** What is required **
Write the material out again exactly as it stands.

** Record list **

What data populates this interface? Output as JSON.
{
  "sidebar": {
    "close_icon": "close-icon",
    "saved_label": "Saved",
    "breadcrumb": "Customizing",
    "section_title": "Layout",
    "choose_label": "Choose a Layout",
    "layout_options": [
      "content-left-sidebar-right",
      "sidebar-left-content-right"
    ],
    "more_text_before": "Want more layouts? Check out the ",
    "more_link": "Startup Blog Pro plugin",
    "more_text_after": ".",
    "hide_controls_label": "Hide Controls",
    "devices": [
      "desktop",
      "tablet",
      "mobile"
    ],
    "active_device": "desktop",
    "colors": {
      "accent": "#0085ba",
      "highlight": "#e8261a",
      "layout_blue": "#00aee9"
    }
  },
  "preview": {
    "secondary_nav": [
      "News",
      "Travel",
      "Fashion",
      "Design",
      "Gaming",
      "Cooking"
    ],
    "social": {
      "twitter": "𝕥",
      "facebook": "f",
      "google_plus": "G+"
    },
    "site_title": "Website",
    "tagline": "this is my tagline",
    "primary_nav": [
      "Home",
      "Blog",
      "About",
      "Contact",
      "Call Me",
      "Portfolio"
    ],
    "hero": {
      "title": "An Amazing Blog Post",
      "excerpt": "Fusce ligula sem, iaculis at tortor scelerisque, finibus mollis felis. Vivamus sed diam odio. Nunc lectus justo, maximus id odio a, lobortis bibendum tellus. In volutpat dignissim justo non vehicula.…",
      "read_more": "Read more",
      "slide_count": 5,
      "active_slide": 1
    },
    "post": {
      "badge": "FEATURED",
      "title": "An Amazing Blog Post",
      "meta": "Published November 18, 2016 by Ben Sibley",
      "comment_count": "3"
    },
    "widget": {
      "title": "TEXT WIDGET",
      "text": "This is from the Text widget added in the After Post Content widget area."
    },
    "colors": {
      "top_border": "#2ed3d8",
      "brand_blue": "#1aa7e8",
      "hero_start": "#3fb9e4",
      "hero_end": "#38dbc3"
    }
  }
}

** Written reply **
What data populates this interface? Output as JSON.
{
  "sidebar": {
    "close_icon": "close-icon",
    "saved_label": "Saved",
    "breadcrumb": "Customizing",
    "section_title": "Layout",
    "choose_label": "Choose a Layout",
    "layout_options": [
      "content-left-sidebar-right",
      "sidebar-left-content-right"
    ],
    "more_text_before": "Want more layouts? Check out the ",
    "more_link": "Startup Blog Pro plugin",
    "more_text_after": ".",
    "hide_controls_label": "Hide Controls",
    "devices": [
      "desktop",
      "tablet",
      "mobile"
    ],
    "active_device": "desktop",
    "colors": {
      "accent": "#0085ba",
      "highlight": "#e8261a",
      "layout_blue": "#00aee9"
    }
  },
  "preview": {
    "secondary_nav": [
      "News",
      "Travel",
      "Fashion",
      "Design",
      "Gaming",
      "Cooking"
    ],
    "social": {
      "twitter": "𝕥",
      "facebook": "f",
      "google_plus": "G+"
    },
    "site_title": "Website",
    "tagline": "this is my tagline",
    "primary_nav": [
      "Home",
      "Blog",
      "About",
      "Contact",
      "Call Me",
      "Portfolio"
    ],
    "hero": {
      "title": "An Amazing Blog Post",
      "excerpt": "Fusce ligula sem, iaculis at tortor scelerisque, finibus mollis felis. Vivamus sed diam odio. Nunc lectus justo, maximus id odio a, lobortis bibendum tellus. In volutpat dignissim justo non vehicula.…",
      "read_more": "Read more",
      "slide_count": 5,
      "active_slide": 1
    },
    "post": {
      "badge": "FEATURED",
      "title": "An Amazing Blog Post",
      "meta": "Published November 18, 2016 by Ben Sibley",
      "comment_count": "3"
    },
    "widget": {
      "title": "TEXT WIDGET",
      "text": "This is from the Text widget added in the After Post Content widget area."
    },
    "colors": {
      "top_border": "#2ed3d8",
      "brand_blue": "#1aa7e8",
      "hero_start": "#3fb9e4",
      "hero_end": "#38dbc3"
    }
  }
}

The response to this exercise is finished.